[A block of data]
═══
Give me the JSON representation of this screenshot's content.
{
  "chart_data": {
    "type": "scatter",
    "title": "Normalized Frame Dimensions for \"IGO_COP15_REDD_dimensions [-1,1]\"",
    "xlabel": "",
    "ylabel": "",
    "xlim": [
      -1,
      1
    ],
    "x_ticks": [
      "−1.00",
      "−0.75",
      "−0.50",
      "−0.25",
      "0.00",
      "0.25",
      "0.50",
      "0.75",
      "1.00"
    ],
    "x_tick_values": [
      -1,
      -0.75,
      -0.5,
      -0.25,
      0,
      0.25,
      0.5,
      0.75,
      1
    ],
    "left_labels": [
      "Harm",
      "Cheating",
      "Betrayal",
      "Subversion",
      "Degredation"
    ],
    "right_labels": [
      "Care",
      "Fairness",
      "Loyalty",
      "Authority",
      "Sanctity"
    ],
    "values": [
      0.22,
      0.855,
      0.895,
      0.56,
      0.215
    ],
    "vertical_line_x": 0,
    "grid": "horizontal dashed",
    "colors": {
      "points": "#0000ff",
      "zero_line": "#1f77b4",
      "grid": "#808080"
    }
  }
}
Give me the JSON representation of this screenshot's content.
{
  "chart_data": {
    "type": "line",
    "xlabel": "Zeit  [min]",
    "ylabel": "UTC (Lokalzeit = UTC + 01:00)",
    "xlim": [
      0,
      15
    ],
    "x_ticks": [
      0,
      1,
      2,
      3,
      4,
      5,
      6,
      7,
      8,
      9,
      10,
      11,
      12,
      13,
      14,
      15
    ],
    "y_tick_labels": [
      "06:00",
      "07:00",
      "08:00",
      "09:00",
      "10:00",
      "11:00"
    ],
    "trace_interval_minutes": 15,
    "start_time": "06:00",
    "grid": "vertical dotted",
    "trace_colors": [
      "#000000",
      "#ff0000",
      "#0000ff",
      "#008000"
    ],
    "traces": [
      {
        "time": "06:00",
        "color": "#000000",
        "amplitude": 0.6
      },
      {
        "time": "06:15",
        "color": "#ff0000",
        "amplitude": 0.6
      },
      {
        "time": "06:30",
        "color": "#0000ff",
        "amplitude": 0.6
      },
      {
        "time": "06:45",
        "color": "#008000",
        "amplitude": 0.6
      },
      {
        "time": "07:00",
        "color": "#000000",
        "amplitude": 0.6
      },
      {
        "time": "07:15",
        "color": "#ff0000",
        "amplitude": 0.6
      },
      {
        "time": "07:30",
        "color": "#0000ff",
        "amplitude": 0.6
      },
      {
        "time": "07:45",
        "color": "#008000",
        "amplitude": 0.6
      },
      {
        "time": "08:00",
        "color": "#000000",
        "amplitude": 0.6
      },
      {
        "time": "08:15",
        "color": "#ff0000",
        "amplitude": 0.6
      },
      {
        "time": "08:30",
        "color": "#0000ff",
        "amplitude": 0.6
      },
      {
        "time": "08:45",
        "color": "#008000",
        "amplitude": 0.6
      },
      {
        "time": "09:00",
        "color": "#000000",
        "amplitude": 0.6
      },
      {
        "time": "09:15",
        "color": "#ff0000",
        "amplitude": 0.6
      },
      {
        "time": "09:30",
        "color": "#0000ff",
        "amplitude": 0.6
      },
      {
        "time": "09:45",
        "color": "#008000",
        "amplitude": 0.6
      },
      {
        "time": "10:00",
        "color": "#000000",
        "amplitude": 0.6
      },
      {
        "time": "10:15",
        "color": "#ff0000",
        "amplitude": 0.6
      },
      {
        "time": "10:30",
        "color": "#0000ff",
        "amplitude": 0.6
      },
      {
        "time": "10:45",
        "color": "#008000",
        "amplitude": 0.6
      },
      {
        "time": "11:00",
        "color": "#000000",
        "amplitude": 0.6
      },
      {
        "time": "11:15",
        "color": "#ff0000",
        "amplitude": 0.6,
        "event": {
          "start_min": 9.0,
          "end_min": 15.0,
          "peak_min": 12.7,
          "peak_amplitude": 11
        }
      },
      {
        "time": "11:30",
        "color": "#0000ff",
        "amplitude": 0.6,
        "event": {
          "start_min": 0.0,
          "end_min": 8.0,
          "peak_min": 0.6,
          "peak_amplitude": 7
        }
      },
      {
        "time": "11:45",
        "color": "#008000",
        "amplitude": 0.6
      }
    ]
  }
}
═══
**Written task:**
Word for word, restate all of the data shown above.

**In response:**
Give me the JSON representation of this screenshot's content.
{
  "chart_data": {
    "type": "scatter",
    "title": "Normalized Frame Dimensions for \"IGO_COP15_REDD_dimensions [-1,1]\"",
    "xlabel": "",
    "ylabel": "",
    "xlim": [
      -1,
      1
    ],
    "x_ticks": [
      "−1.00",
      "−0.75",
      "−0.50",
      "−0.25",
      "0.00",
      "0.25",
      "0.50",
      "0.75",
      "1.00"
    ],
    "x_tick_values": [
      -1,
      -0.75,
      -0.5,
      -0.25,
      0,
      0.25,
      0.5,
      0.75,
      1
    ],
    "left_labels": [
      "Harm",
      "Cheating",
      "Betrayal",
      "Subversion",
      "Degredation"
    ],
    "right_labels": [
      "Care",
      "Fairness",
      "Loyalty",
      "Authority",
      "Sanctity"
    ],
    "values": [
      0.22,
      0.855,
      0.895,
      0.56,
      0.215
    ],
    "vertical_line_x": 0,
    "grid": "horizontal dashed",
    "colors": {
      "points": "#0000ff",
      "zero_line": "#1f77b4",
      "grid": "#808080"
    }
  }
}
Give me the JSON representation of this screenshot's content.
{
  "chart_data": {
    "type": "line",
    "xlabel": "Zeit  [min]",
    "ylabel": "UTC (Lokalzeit = UTC + 01:00)",
    "xlim": [
      0,
      15
    ],
    "x_ticks": [
      0,
      1,
      2,
      3,
      4,
      5,
      6,
      7,
      8,
      9,
      10,
      11,
      12,
      13,
      14,
      15
    ],
    "y_tick_labels": [
      "06:00",
      "07:00",
      "08:00",
      "09:00",
      "10:00",
      "11:00"
    ],
    "trace_interval_minutes": 15,
    "start_time": "06:00",
    "grid": "vertical dotted",
    "trace_colors": [
      "#000000",
      "#ff0000",
      "#0000ff",
      "#008000"
    ],
    "traces": [
      {
        "time": "06:00",
        "color": "#000000",
        "amplitude": 0.6
      },
      {
        "time": "06:15",
        "color": "#ff0000",
        "amplitude": 0.6
      },
      {
        "time": "06:30",
        "color": "#0000ff",
        "amplitude": 0.6
      },
      {
        "time": "06:45",
        "color": "#008000",
        "amplitude": 0.6
      },
      {
        "time": "07:00",
        "color": "#000000",
        "amplitude": 0.6
      },
      {
        "time": "07:15",
        "color": "#ff0000",
        "amplitude": 0.6
      },
      {
        "time": "07:30",
        "color": "#0000ff",
        "amplitude": 0.6
      },
      {
        "time": "07:45",
        "color": "#008000",
        "amplitude": 0.6
      },
      {
        "time": "08:00",
        "color": "#000000",
        "amplitude": 0.6
      },
      {
        "time": "08:15",
        "color": "#ff0000",
        "amplitude": 0.6
      },
      {
        "time": "08:30",
        "color": "#0000ff",
        "amplitude": 0.6
      },
      {
        "time": "08:45",
        "color": "#008000",
        "amplitude": 0.6
      },
      {
        "time": "09:00",
        "color": "#000000",
        "amplitude": 0.6
      },
      {
        "time": "09:15",
        "color": "#ff0000",
        "amplitude": 0.6
      },
      {
        "time": "09:30",
        "color": "#0000ff",
        "amplitude": 0.6
      },
      {
        "time": "09:45",
        "color": "#008000",
        "amplitude": 0.6
      },
      {
        "time": "10:00",
        "color": "#000000",
        "amplitude": 0.6
      },
      {
        "time": "10:15",
        "color": "#ff0000",
        "amplitude": 0.6
      },
      {
        "time": "10:30",
        "color": "#0000ff",
        "amplitude": 0.6
      },
      {
        "time": "10:45",
        "color": "#008000",
        "amplitude": 0.6
      },
      {
        "time": "11:00",
        "color": "#000000",
        "amplitude": 0.6
      },
      {
        "time": "11:15",
        "color": "#ff0000",
        "amplitude": 0.6,
        "event": {
          "start_min": 9.0,
          "end_min": 15.0,
          "peak_min": 12.7,
          "peak_amplitude": 11
        }
      },
      {
        "time": "11:30",
        "color": "#0000ff",
        "amplitude": 0.6,
        "event": {
          "start_min": 0.0,
          "end_min": 8.0,
          "peak_min": 0.6,
          "peak_amplitude": 7
        }
      },
      {
        "time": "11:45",
        "color": "#008000",
        "amplitude": 0.6
      }
    ]
  }
}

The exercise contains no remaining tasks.